Reading text
•••

Christopher Mazdzer (; born June 26, 1988) is an American luger. He competed at the 2010 Winter Olympics in Vancouver and the 2014 Winter Olympics in Sochi, finishing 13th on both occasions. At the 2018 Winter Olympics Mazdzer won the silver medal in the Men's Single Luge, becoming the first U.S. men's singles luge medalist and the first and  only non-European to win a medal in that event.

Career
On December 4, 2015, Mazdzer won the 2015–16 Luge World Cup Men's singles event at Lake Placid in the first-ever one-two finish for the United States in a men's singles luge World Cup event, with the 2014–15 winner and track record holder, Tucker West, coming in second. Until his 2015 win, Mazdzer's best finish at the FIL World Luge Championships was sixth in the singles at Whistler, British Columbia, in 2013. His best World Cup season finish was 13th in 2012–13.  In December 2014, he won the men's singles event in the luge sprint in the second ever to be held and to be competed in event at the World Cup level in the discipline.  Mazdzer was therein victorious at the FIL "Sprint" World Cup event at the Calgary track.

•••

Listed records
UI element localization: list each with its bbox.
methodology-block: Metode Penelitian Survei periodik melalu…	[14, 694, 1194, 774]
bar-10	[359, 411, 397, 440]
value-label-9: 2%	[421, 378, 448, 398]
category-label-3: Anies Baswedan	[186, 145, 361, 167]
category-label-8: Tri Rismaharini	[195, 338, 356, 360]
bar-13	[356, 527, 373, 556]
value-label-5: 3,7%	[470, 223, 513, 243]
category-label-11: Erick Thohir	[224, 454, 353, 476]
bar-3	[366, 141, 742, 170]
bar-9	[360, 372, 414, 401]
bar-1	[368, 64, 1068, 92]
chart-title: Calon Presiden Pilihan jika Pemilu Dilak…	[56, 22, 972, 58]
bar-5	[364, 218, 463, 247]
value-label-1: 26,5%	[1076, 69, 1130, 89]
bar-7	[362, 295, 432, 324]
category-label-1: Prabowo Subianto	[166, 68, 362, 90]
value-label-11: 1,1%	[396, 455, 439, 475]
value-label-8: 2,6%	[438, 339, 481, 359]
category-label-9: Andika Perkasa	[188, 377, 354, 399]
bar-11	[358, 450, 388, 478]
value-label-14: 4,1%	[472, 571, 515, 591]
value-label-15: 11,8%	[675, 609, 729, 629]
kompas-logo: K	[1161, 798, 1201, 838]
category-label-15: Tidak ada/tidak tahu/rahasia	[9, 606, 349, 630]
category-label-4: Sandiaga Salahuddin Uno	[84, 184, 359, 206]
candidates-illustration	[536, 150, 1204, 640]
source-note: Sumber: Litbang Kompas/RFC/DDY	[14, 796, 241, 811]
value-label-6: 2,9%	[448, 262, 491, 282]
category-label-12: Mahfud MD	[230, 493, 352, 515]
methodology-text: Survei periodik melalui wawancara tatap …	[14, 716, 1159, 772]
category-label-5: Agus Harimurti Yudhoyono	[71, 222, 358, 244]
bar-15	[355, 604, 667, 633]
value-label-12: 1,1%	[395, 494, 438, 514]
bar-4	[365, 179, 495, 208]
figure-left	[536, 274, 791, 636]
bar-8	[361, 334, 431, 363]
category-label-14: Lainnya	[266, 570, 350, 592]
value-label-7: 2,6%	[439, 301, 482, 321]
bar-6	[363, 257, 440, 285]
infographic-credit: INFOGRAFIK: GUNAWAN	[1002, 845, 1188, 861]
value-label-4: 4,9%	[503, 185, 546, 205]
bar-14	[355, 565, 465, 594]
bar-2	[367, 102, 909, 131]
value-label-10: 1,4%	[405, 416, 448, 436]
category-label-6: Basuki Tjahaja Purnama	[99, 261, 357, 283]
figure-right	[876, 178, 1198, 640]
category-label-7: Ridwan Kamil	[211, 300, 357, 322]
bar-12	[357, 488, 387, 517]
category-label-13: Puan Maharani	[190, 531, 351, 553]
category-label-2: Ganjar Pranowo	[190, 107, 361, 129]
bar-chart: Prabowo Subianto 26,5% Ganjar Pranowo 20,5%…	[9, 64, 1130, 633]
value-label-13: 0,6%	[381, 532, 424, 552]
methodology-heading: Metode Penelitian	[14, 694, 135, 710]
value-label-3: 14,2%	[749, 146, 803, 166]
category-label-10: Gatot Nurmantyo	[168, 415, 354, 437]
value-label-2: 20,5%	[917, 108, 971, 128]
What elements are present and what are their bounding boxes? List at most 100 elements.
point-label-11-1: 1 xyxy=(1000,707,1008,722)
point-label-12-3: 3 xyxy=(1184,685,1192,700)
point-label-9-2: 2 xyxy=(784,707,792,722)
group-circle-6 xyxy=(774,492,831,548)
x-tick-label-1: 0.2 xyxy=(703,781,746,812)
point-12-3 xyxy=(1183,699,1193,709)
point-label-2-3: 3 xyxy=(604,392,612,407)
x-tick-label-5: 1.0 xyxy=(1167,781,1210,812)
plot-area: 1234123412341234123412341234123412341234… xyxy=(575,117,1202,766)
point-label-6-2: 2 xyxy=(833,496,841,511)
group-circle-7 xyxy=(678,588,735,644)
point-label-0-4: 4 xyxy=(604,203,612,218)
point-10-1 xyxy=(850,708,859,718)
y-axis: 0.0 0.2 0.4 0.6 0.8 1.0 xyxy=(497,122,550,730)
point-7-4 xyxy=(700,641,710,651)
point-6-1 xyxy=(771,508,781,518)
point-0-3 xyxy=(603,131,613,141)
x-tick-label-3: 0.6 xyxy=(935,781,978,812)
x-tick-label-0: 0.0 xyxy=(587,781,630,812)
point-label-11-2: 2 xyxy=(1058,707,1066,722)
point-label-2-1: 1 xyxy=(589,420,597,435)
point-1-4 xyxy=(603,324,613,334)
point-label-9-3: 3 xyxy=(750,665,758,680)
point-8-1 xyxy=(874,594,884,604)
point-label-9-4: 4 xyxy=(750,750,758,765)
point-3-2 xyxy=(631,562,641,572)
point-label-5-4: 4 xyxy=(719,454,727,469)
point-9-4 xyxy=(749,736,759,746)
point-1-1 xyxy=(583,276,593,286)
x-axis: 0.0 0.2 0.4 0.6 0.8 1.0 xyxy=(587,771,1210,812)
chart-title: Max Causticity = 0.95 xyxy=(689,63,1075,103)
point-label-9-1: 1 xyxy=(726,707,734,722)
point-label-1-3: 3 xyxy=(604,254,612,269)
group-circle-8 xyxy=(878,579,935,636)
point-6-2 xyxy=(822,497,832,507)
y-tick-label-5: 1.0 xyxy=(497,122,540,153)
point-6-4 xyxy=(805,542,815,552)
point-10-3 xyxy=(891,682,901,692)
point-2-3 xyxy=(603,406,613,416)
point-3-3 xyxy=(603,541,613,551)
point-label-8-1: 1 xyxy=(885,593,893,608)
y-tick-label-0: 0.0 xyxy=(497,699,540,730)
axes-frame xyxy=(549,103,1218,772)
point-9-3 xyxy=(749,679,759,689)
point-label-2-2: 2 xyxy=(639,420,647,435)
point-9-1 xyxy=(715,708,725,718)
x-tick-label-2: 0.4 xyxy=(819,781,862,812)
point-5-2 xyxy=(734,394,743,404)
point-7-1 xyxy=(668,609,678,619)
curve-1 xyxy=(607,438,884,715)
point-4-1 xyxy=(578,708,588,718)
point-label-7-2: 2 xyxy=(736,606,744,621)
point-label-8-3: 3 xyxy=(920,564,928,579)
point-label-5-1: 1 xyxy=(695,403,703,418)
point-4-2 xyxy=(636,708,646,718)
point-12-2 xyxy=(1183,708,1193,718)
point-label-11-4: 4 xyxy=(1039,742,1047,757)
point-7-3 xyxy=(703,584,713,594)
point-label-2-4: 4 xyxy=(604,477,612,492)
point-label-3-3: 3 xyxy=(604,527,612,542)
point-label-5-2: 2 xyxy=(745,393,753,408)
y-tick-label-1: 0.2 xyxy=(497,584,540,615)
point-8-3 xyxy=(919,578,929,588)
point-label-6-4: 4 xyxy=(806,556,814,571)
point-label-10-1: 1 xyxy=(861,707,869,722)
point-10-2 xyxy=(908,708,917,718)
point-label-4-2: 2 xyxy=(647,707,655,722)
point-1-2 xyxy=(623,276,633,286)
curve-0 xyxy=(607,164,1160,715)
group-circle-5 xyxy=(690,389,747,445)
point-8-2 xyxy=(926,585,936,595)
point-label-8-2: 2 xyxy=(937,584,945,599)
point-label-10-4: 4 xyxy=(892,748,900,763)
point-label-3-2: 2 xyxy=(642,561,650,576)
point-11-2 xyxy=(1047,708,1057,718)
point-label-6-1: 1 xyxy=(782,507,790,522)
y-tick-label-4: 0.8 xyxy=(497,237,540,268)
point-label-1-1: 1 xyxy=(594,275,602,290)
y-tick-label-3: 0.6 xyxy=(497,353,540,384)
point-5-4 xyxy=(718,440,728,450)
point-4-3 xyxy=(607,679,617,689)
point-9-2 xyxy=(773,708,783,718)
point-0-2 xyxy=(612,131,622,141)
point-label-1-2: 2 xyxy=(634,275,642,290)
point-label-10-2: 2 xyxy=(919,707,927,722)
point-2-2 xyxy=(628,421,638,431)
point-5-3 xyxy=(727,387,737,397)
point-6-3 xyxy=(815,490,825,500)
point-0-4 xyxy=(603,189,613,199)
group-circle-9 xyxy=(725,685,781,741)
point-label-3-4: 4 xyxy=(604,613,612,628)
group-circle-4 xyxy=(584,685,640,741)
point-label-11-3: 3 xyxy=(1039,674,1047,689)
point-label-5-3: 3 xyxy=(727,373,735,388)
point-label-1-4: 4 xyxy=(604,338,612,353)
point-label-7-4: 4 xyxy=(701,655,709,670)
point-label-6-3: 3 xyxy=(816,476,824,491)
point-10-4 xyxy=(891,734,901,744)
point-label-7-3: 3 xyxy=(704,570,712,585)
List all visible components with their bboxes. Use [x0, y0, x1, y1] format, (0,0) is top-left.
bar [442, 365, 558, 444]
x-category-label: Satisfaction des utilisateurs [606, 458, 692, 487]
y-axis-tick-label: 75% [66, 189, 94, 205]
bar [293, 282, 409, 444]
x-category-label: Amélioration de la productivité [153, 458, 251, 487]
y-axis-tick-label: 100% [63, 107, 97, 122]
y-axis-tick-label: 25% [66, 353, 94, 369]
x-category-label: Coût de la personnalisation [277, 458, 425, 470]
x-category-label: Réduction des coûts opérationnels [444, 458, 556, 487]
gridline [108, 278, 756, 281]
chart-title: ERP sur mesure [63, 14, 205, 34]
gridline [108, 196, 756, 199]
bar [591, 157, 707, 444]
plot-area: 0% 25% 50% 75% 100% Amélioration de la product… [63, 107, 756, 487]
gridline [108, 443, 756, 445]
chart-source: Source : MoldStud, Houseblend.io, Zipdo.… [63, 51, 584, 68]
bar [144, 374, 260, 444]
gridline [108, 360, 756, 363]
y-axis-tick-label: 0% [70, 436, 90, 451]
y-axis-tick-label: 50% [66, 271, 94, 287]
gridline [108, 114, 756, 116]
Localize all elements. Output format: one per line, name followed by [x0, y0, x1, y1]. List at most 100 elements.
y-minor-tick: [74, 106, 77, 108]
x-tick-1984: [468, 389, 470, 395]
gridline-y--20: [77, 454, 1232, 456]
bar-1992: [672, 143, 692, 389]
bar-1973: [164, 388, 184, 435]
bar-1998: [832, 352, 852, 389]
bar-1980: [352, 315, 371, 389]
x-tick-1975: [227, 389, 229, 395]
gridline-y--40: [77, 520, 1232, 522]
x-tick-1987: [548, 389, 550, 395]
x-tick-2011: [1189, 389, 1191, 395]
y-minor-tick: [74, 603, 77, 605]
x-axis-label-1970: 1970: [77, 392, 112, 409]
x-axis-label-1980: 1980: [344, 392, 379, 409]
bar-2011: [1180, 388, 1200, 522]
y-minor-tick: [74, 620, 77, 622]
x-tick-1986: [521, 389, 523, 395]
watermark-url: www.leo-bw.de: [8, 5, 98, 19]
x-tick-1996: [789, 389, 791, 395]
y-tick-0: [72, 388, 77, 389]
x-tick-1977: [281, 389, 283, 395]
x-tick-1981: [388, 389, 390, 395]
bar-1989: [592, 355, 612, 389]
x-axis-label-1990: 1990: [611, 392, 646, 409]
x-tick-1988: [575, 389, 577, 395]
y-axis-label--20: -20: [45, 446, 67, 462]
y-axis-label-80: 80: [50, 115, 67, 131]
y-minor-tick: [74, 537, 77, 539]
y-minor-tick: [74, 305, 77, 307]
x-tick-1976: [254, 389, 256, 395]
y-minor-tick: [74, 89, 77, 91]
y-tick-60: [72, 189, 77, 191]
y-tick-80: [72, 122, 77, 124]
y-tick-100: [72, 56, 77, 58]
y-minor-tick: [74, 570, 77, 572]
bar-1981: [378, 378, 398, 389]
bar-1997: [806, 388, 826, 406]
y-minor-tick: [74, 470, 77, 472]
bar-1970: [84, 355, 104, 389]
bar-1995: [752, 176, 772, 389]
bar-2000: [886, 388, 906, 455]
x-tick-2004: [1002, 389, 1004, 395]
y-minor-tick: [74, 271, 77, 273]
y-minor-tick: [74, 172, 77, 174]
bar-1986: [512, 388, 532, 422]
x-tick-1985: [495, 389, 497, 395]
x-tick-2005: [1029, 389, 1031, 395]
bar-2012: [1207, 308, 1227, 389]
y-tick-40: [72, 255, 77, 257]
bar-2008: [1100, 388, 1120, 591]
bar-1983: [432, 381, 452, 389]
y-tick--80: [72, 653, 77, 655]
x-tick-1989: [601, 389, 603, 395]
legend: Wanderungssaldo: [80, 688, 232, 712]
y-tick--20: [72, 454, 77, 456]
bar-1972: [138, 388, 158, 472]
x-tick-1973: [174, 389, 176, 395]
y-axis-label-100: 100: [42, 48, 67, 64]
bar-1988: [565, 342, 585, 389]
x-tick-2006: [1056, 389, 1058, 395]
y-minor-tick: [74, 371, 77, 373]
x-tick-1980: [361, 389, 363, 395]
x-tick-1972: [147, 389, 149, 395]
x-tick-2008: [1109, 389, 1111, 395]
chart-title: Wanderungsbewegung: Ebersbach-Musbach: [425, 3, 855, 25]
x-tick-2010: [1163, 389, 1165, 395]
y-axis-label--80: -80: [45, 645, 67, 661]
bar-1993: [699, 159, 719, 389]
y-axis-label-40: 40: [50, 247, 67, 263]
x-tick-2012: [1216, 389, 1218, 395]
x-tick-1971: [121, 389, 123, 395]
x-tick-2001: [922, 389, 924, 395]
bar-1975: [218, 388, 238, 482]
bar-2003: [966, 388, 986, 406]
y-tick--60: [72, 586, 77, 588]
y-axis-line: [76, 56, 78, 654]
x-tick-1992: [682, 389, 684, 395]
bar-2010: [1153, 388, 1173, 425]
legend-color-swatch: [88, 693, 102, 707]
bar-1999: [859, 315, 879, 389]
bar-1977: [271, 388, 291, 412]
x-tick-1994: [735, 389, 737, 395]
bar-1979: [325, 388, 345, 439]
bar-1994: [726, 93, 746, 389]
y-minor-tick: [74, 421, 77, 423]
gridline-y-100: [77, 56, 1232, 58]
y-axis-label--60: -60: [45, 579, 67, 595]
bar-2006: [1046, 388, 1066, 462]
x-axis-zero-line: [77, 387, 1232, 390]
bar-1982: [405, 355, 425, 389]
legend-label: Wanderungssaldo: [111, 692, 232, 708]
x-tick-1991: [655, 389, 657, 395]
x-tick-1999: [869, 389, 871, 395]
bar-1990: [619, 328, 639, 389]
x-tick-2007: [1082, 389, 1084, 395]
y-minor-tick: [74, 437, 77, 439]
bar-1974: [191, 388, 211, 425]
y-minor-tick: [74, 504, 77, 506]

•••

Task requirements
Extend the text about luger Christopher Mazdzer, starting right after its last sentence.

Result for this task
On February 11, 2018, Mazdzer won a silver medal at the 2018 Winter Olympics in Pyeongchang.

Dancing with the Stars
In April 2018, Mazdzer was announced as one of the celebrities for season 26 of Dancing with the Stars. He was partnered with professional dancer Witney Carson. He was eliminated in the third week of the four-week season, placing fourth in the competition.

Personal life
Mazdzer's hometown is Saranac Lake, New York.  Mazdzer met his Romanian-born wife, Mara, in the summer of 2017 and they became engaged in October 2019; they were married in Salt Lake City, Utah, on May 19, 2020.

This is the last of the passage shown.